- [List of tasks]
1. List each location the vehicle garage door remote controller passage names as an example of another place in the passenger compartment that can hold the remote controller, besides the overhead panel.
2. Write the next paragraph of the vehicle garage door remote controller passage, starting after its final sentence.

- [Excerpt provided]
The vehicle 22 is generally equipped with suitable hardware and software that enables the vehicle 22, via its telematics unit 24, to communicate (e.g., transmit and/or receive voice and data communications) with entities outside of the vehicle 22. These communications may be established using a carrier/communication system, such as the system 116 shown and described below in conjunction with FIG. 2. As part of the hardware 126 (also shown in FIG. 2) of the vehicle 22, the vehicle data network or bus 134 may enable the telematics unit 24 to also communicate with various vehicle systems and/or components. In one example, the vehicle bus 134 (alone or in combination with a body control module 133 that connects with another serial bus 151, shown in dotted lines in FIG. 2) enables the telematics unit 24 to talk to and/or communicate with the remote controller 18 of the garage door opener 16. Examples of other vehicle hardware components 126, including the telematics unit 24, are generally shown and described in some detail in conjunction with FIG. 2 below.

It is to be understood that the remote controller 18 may be installed anywhere inside the passenger compartment 20 of the vehicle 22. In one example, the remote controller 18 may be placed on/in an overhead panel 26 of the vehicle 22 as shown in FIG. 1. The remote controller 18 may be placed in other locations inside the passenger compartment 20, but typically is within the reach of a vehicle driver or other front seat occupant. Examples of other locations inside the passenger compartment 20 that can contain or otherwise hold the remote controller 18 include the steering wheel, a center console disposed between the driver and passenger seats of the vehicle 22, an inner panel of the driver-side door, the dashboard, and/or the like.

The remote controller 18 may be embodied as any suitable controller having some type of feature (such as, e.g., a button or switch) that, when activated, triggers a transmission of a radio frequency (RF) signal to the garage door opener 16. In an example, the RF signal transmission may be accomplished via a transmitter 32 operatively attached to the controller 18, and the RF signal may be received by a receiver 34 operatively attached to the garage door opener 16. In another example, the remote controller 18 may be voice activated, where upon detecting a verbal command, the controller 18 (via the transmitter 32) transmits the RF signal to the garage door opener 16. Upon receiving the RF signal by the receiver 34, a processor (not shown) associated with the garage door opener 16 executes a command to open or close the garage door 14.

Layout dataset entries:
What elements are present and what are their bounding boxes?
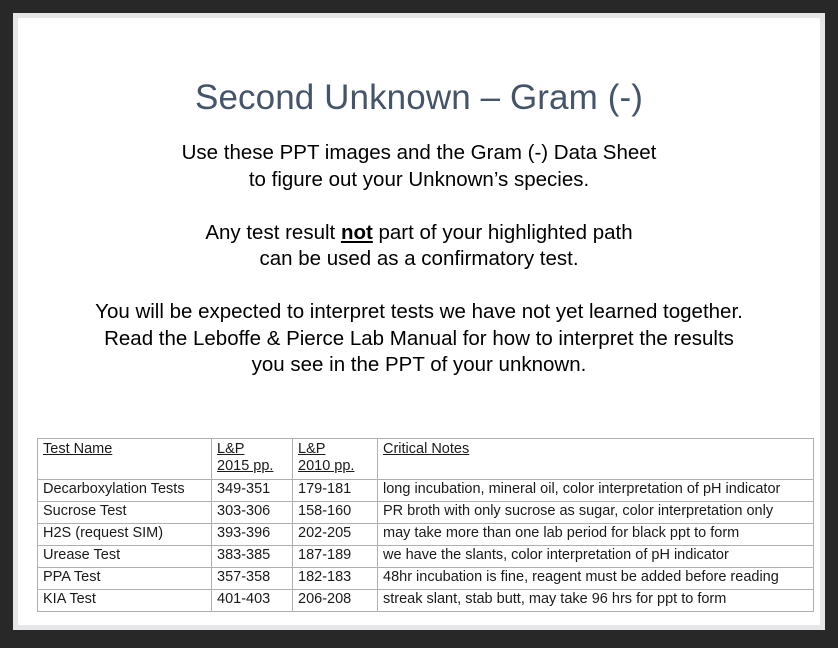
cell-critical-notes: long incubation, mineral oil, color inte… [378, 480, 814, 502]
cell-lp-2015-pp: 383-385 [212, 546, 293, 568]
body-text-run: Any test result [205, 221, 341, 244]
critical-notes-table: Test NameL&P2015 pp.L&P2010 pp.Critical … [37, 438, 814, 612]
body-line: to figure out your Unknown’s species. [18, 167, 820, 194]
cell-test-name: Sucrose Test [38, 502, 212, 524]
cell-test-name: Decarboxylation Tests [38, 480, 212, 502]
cell-critical-notes: PR broth with only sucrose as sugar, col… [378, 502, 814, 524]
cell-lp-2010-pp: 158-160 [293, 502, 378, 524]
cell-lp-2015-pp: 303-306 [212, 502, 293, 524]
body-line: You will be expected to interpret tests … [18, 299, 820, 326]
cell-critical-notes: we have the slants, color interpretation… [378, 546, 814, 568]
table-header-row: Test NameL&P2015 pp.L&P2010 pp.Critical … [38, 439, 814, 480]
header-line: 2015 pp. [217, 458, 273, 475]
cell-critical-notes: may take more than one lab period for bl… [378, 524, 814, 546]
table-row: Decarboxylation Tests349-351179-181long … [38, 480, 814, 502]
cell-lp-2010-pp: 179-181 [293, 480, 378, 502]
paragraph-spacer [18, 193, 820, 220]
body-text-run: part of your highlighted path [373, 221, 633, 244]
header-line: Test Name [43, 441, 112, 458]
paragraph-spacer [18, 273, 820, 300]
cell-critical-notes: streak slant, stab butt, may take 96 hrs… [378, 590, 814, 612]
table-body: Decarboxylation Tests349-351179-181long … [38, 480, 814, 612]
cell-critical-notes: 48hr incubation is fine, reagent must be… [378, 568, 814, 590]
body-line: Read the Leboffe & Pierce Lab Manual for… [18, 326, 820, 353]
table-row: KIA Test401-403206-208streak slant, stab… [38, 590, 814, 612]
column-header-critical-notes: Critical Notes [378, 439, 814, 480]
cell-lp-2015-pp: 349-351 [212, 480, 293, 502]
header-line: Critical Notes [383, 441, 469, 458]
cell-test-name: H2S (request SIM) [38, 524, 212, 546]
cell-lp-2015-pp: 357-358 [212, 568, 293, 590]
body-line: Any test result not part of your highlig… [18, 220, 820, 247]
body-line: can be used as a confirmatory test. [18, 246, 820, 273]
cell-lp-2010-pp: 187-189 [293, 546, 378, 568]
header-line: L&P [217, 441, 244, 458]
table-row: Urease Test383-385187-189we have the sla… [38, 546, 814, 568]
slide-body-text: Use these PPT images and the Gram (-) Da… [18, 140, 820, 379]
cell-test-name: Urease Test [38, 546, 212, 568]
cell-test-name: KIA Test [38, 590, 212, 612]
table-header: Test NameL&P2015 pp.L&P2010 pp.Critical … [38, 439, 814, 480]
page-title: Second Unknown – Gram (-) [18, 79, 820, 118]
table-row: H2S (request SIM)393-396202-205may take … [38, 524, 814, 546]
cell-lp-2010-pp: 182-183 [293, 568, 378, 590]
header-line: L&P [298, 441, 325, 458]
cell-test-name: PPA Test [38, 568, 212, 590]
body-text-run: can be used as a confirmatory test. [259, 247, 578, 270]
column-header-lp-2010-pp: L&P2010 pp. [293, 439, 378, 480]
cell-lp-2015-pp: 401-403 [212, 590, 293, 612]
column-header-lp-2015-pp: L&P2015 pp. [212, 439, 293, 480]
cell-lp-2010-pp: 202-205 [293, 524, 378, 546]
table-row: Sucrose Test303-306158-160PR broth with … [38, 502, 814, 524]
slide-canvas: Second Unknown – Gram (-) Use these PPT … [18, 18, 820, 625]
presentation-slide-frame: Second Unknown – Gram (-) Use these PPT … [13, 13, 825, 630]
cell-lp-2010-pp: 206-208 [293, 590, 378, 612]
critical-notes-table-container: Test NameL&P2015 pp.L&P2010 pp.Critical … [37, 438, 813, 612]
body-line: you see in the PPT of your unknown. [18, 352, 820, 379]
emphasis-text: not [341, 221, 373, 244]
header-line: 2010 pp. [298, 458, 354, 475]
column-header-test-name: Test Name [38, 439, 212, 480]
cell-lp-2015-pp: 393-396 [212, 524, 293, 546]
body-line: Use these PPT images and the Gram (-) Da… [18, 140, 820, 167]
table-row: PPA Test357-358182-18348hr incubation is… [38, 568, 814, 590]
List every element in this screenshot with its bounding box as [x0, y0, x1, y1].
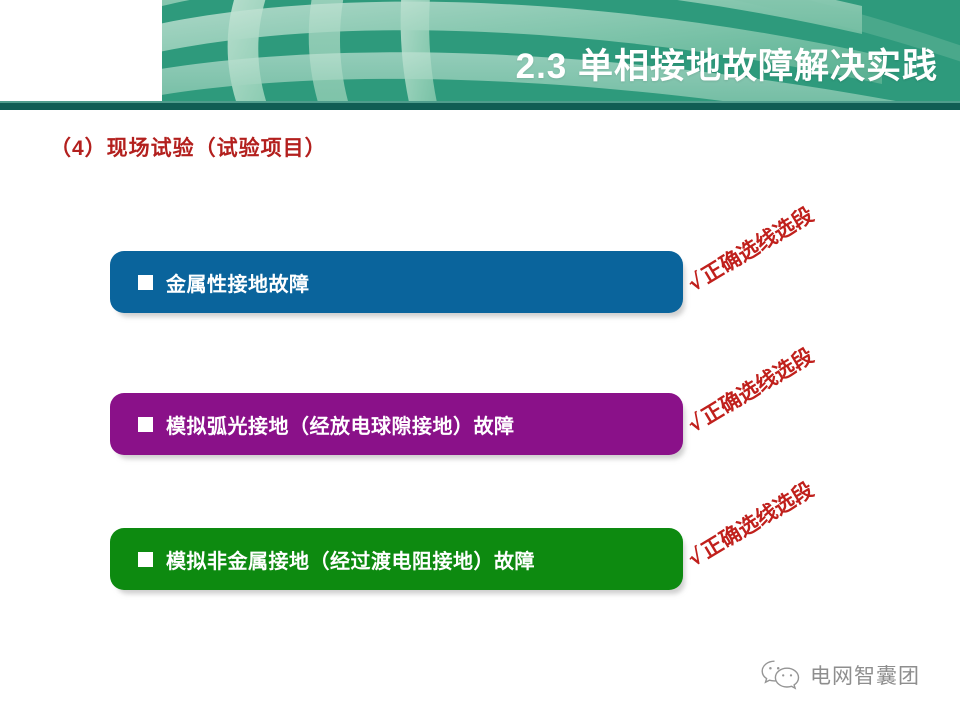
square-bullet-icon	[138, 417, 153, 432]
fault-item-metallic[interactable]: 金属性接地故障	[110, 251, 683, 313]
annotation-text: 正确选线选段	[697, 478, 817, 563]
fault-item-label: 金属性接地故障	[166, 268, 310, 297]
header-left-blank	[0, 0, 162, 101]
wechat-icon	[760, 658, 802, 692]
watermark-text: 电网智囊团	[810, 660, 920, 690]
annotation-correct-line-selection-3: √正确选线选段	[682, 474, 819, 573]
annotation-text: 正确选线选段	[697, 344, 817, 429]
annotation-correct-line-selection-1: √正确选线选段	[682, 199, 819, 298]
annotation-correct-line-selection-2: √正确选线选段	[682, 340, 819, 439]
fault-item-label: 模拟非金属接地（经过渡电阻接地）故障	[166, 545, 535, 574]
watermark: 电网智囊团	[760, 658, 920, 692]
annotation-text: 正确选线选段	[697, 203, 817, 288]
fault-item-label: 模拟弧光接地（经放电球隙接地）故障	[166, 410, 515, 439]
page-title: 2.3 单相接地故障解决实践	[516, 38, 938, 89]
square-bullet-icon	[138, 275, 153, 290]
header-rule-dark	[0, 103, 960, 110]
square-bullet-icon	[138, 552, 153, 567]
slide-header: 2.3 单相接地故障解决实践	[0, 0, 960, 101]
fault-item-arc[interactable]: 模拟弧光接地（经放电球隙接地）故障	[110, 393, 683, 455]
slide-root: 2.3 单相接地故障解决实践 （4）现场试验（试验项目） 金属性接地故障 模拟弧…	[0, 0, 960, 720]
section-subtitle: （4）现场试验（试验项目）	[50, 132, 327, 162]
fault-item-nonmetallic[interactable]: 模拟非金属接地（经过渡电阻接地）故障	[110, 528, 683, 590]
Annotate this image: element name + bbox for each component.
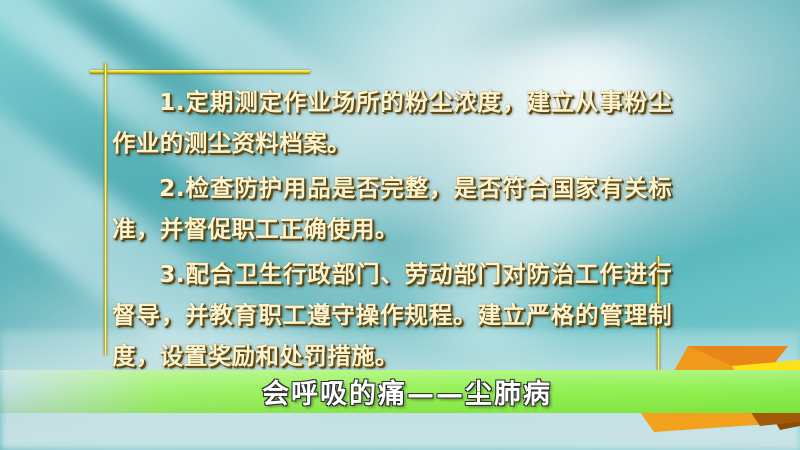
body-paragraph-3: 3.配合卫生行政部门、劳动部门对防治工作进行督导，并教育职工遵守操作规程。建立严… bbox=[112, 254, 672, 377]
title-banner: 会呼吸的痛——尘肺病 bbox=[0, 370, 800, 413]
gold-vertical-rule-left bbox=[104, 63, 107, 355]
body-paragraph-2: 2.检查防护用品是否完整，是否符合国家有关标准，并督促职工正确使用。 bbox=[112, 168, 672, 250]
gold-horizontal-rule bbox=[90, 70, 310, 74]
presentation-slide: 1.定期测定作业场所的粉尘浓度，建立从事粉尘作业的测尘资料档案。 2.检查防护用… bbox=[0, 0, 800, 450]
body-paragraph-1: 1.定期测定作业场所的粉尘浓度，建立从事粉尘作业的测尘资料档案。 bbox=[112, 82, 672, 164]
slide-body-text: 1.定期测定作业场所的粉尘浓度，建立从事粉尘作业的测尘资料档案。 2.检查防护用… bbox=[112, 82, 672, 377]
slide-title: 会呼吸的痛——尘肺病 bbox=[0, 370, 800, 413]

- [Written answers]
1.
- The steering wheel
- A center console between the driver and passenger seats
- An inner panel of the driver-side door
- The dashboard

2.
In an example, the remote controller 18 may include a single actuatable feature that, when actuated, causes the transmitter 32 to transmit an RF signal to the garage door opener 16 to open or close the garage door 14. It is to be understood that, in this example, the opening and closing of the garage door 14 depends, at least in part, on the initial position of the garage door 14 at the time the RF signal is received. For instance, if the garage door 14 is initially positioned in an at least partially open position, then upon receiving the RF signal from the transmitter 32 of the controller 18, the processor of the garage door opener 16 executes a command to move the garage door 14 so that the door closes. If, on the other hand, the garage door 14 is initially positioned in a closed position, then upon receiving the RF signal from the transmitter 32, the processor of the garage door opener 16 executes a command to move the garage door 14 so that the door at least partially opens.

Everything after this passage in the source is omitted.